*EXERCISE DIRECTIONS:* State how many lines of the records contain the string "color". Give the number alone.

── EXERCISE MATERIAL

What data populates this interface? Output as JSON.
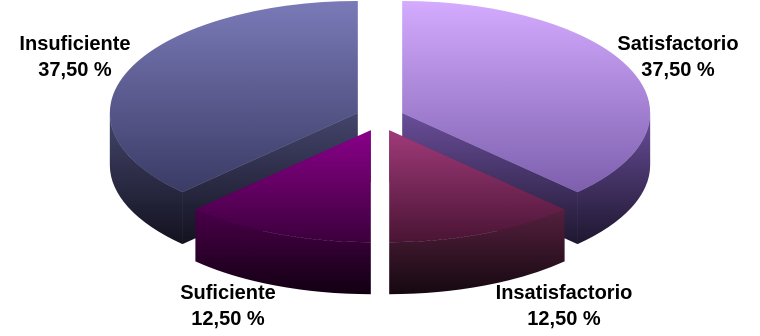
{
  "chart_data": {
    "type": "pie",
    "style": "3d-exploded",
    "slices": [
      {
        "label": "Satisfactorio",
        "value": 37.5,
        "display": "37,50 %",
        "color": "#c79cf5"
      },
      {
        "label": "Insatisfactorio",
        "value": 12.5,
        "display": "12,50 %",
        "color": "#8a2f6a"
      },
      {
        "label": "Suficiente",
        "value": 12.5,
        "display": "12,50 %",
        "color": "#7a007a"
      },
      {
        "label": "Insuficiente",
        "value": 37.5,
        "display": "37,50 %",
        "color": "#62629a"
      }
    ],
    "legend": "none"
  }
}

────

*RESULT:* 4